- Items from a data source:

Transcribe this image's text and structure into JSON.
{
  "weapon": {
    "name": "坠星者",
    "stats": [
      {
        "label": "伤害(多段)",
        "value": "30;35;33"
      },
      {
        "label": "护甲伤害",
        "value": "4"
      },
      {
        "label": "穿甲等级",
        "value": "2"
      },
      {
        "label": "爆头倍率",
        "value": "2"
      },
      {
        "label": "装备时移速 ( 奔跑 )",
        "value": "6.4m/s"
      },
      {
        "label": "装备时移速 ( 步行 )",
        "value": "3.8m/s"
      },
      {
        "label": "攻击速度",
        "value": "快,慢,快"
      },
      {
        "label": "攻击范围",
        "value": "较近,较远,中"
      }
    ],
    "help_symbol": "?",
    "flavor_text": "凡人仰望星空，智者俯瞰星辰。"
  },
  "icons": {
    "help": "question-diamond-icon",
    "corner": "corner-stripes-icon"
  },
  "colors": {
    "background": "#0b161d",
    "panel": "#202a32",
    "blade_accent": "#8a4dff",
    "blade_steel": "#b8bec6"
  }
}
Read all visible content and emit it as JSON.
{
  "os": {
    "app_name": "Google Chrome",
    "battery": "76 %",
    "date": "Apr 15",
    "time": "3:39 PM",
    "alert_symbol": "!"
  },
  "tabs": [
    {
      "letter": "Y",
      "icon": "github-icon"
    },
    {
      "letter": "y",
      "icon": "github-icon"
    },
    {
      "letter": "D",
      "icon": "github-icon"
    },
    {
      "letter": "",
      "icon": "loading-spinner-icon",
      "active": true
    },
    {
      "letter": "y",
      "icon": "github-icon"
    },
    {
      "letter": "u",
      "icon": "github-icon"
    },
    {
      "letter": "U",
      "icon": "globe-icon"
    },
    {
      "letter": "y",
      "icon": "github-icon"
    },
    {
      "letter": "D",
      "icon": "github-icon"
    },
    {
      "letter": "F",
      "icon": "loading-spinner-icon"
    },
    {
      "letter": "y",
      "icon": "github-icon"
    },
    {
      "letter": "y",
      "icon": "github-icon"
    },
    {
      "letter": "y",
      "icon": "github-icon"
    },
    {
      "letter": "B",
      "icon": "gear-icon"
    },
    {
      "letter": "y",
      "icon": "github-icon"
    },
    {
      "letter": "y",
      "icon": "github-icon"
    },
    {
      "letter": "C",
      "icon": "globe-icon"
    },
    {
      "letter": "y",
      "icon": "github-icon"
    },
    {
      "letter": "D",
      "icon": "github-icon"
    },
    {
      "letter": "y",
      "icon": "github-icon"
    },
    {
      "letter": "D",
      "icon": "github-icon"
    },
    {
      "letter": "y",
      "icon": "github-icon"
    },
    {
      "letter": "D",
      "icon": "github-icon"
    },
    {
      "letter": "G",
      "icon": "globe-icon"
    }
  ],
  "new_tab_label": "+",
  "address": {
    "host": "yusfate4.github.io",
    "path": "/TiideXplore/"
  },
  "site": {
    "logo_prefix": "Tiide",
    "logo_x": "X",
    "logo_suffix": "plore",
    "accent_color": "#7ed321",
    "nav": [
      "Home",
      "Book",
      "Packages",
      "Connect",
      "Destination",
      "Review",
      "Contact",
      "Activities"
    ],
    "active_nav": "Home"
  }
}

- WHAT THIS TASK INVOLVES:
Faithfully reproduce all of the records, character for character.

- TASK RESPONSE:
Transcribe this image's text and structure into JSON.
{
  "weapon": {
    "name": "坠星者",
    "stats": [
      {
        "label": "伤害(多段)",
        "value": "30;35;33"
      },
      {
        "label": "护甲伤害",
        "value": "4"
      },
      {
        "label": "穿甲等级",
        "value": "2"
      },
      {
        "label": "爆头倍率",
        "value": "2"
      },
      {
        "label": "装备时移速 ( 奔跑 )",
        "value": "6.4m/s"
      },
      {
        "label": "装备时移速 ( 步行 )",
        "value": "3.8m/s"
      },
      {
        "label": "攻击速度",
        "value": "快,慢,快"
      },
      {
        "label": "攻击范围",
        "value": "较近,较远,中"
      }
    ],
    "help_symbol": "?",
    "flavor_text": "凡人仰望星空，智者俯瞰星辰。"
  },
  "icons": {
    "help": "question-diamond-icon",
    "corner": "corner-stripes-icon"
  },
  "colors": {
    "background": "#0b161d",
    "panel": "#202a32",
    "blade_accent": "#8a4dff",
    "blade_steel": "#b8bec6"
  }
}
Read all visible content and emit it as JSON.
{
  "os": {
    "app_name": "Google Chrome",
    "battery": "76 %",
    "date": "Apr 15",
    "time": "3:39 PM",
    "alert_symbol": "!"
  },
  "tabs": [
    {
      "letter": "Y",
      "icon": "github-icon"
    },
    {
      "letter": "y",
      "icon": "github-icon"
    },
    {
      "letter": "D",
      "icon": "github-icon"
    },
    {
      "letter": "",
      "icon": "loading-spinner-icon",
      "active": true
    },
    {
      "letter": "y",
      "icon": "github-icon"
    },
    {
      "letter": "u",
      "icon": "github-icon"
    },
    {
      "letter": "U",
      "icon": "globe-icon"
    },
    {
      "letter": "y",
      "icon": "github-icon"
    },
    {
      "letter": "D",
      "icon": "github-icon"
    },
    {
      "letter": "F",
      "icon": "loading-spinner-icon"
    },
    {
      "letter": "y",
      "icon": "github-icon"
    },
    {
      "letter": "y",
      "icon": "github-icon"
    },
    {
      "letter": "y",
      "icon": "github-icon"
    },
    {
      "letter": "B",
      "icon": "gear-icon"
    },
    {
      "letter": "y",
      "icon": "github-icon"
    },
    {
      "letter": "y",
      "icon": "github-icon"
    },
    {
      "letter": "C",
      "icon": "globe-icon"
    },
    {
      "letter": "y",
      "icon": "github-icon"
    },
    {
      "letter": "D",
      "icon": "github-icon"
    },
    {
      "letter": "y",
      "icon": "github-icon"
    },
    {
      "letter": "D",
      "icon": "github-icon"
    },
    {
      "letter": "y",
      "icon": "github-icon"
    },
    {
      "letter": "D",
      "icon": "github-icon"
    },
    {
      "letter": "G",
      "icon": "globe-icon"
    }
  ],
  "new_tab_label": "+",
  "address": {
    "host": "yusfate4.github.io",
    "path": "/TiideXplore/"
  },
  "site": {
    "logo_prefix": "Tiide",
    "logo_x": "X",
    "logo_suffix": "plore",
    "accent_color": "#7ed321",
    "nav": [
      "Home",
      "Book",
      "Packages",
      "Connect",
      "Destination",
      "Review",
      "Contact",
      "Activities"
    ],
    "active_nav": "Home"
  }
}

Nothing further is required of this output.